▶ **Given instruction**
Your task is to copy each line that has the word "Date".

▶ **Record extracts**
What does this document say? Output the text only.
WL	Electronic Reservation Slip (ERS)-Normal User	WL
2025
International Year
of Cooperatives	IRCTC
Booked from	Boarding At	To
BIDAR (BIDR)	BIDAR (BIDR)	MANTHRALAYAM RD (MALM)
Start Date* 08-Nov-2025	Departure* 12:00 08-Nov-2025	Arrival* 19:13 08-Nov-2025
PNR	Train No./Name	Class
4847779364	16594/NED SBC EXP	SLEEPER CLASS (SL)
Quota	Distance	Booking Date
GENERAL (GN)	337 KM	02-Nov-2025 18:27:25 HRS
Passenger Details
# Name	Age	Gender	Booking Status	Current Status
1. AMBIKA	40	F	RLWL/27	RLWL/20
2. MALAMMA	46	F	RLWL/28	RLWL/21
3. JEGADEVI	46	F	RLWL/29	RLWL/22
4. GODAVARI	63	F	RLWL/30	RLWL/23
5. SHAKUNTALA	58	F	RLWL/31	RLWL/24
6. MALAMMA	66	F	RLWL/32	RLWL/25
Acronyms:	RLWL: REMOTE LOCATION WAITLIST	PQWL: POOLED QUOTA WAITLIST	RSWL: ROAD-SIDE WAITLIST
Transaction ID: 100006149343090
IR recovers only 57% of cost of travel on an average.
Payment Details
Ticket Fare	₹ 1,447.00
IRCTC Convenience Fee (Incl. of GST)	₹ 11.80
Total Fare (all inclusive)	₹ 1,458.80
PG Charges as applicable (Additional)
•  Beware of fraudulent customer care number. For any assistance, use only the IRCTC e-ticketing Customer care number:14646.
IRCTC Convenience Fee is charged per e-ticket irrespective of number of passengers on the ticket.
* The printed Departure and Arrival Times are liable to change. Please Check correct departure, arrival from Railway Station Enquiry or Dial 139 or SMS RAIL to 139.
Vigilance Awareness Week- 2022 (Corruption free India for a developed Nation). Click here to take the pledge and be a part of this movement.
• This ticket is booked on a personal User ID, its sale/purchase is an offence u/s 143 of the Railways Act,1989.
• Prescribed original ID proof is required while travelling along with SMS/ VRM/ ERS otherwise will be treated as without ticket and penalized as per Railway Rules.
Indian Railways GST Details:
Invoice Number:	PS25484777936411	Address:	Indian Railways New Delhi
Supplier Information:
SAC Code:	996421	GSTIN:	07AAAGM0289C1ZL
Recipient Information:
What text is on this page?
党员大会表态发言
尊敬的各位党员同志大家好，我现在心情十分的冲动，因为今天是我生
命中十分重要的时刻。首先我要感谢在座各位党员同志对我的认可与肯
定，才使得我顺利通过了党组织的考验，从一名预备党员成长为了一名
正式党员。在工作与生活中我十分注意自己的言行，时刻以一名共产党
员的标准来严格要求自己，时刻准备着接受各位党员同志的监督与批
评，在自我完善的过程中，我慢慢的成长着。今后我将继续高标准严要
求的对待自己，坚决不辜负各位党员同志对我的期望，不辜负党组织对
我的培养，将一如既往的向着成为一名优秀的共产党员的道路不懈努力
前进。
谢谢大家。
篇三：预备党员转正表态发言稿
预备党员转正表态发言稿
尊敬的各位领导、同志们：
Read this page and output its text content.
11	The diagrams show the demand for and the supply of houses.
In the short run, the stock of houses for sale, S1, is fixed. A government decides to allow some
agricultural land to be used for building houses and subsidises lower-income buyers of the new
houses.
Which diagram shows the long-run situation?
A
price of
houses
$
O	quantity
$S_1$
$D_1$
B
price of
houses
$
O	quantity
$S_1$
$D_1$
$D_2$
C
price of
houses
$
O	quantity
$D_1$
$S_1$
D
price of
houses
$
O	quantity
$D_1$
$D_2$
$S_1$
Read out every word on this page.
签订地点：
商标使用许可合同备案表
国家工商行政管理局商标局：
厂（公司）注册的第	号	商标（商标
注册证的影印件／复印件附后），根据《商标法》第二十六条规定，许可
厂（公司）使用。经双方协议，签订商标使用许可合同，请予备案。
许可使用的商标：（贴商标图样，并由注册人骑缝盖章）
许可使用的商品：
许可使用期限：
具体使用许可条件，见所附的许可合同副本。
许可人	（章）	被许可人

▶ **Expected answer**
Start Date* 08-Nov-2025	Departure* 12:00 08-Nov-2025	Arrival* 19:13 08-Nov-2025
Quota	Distance	Booking Date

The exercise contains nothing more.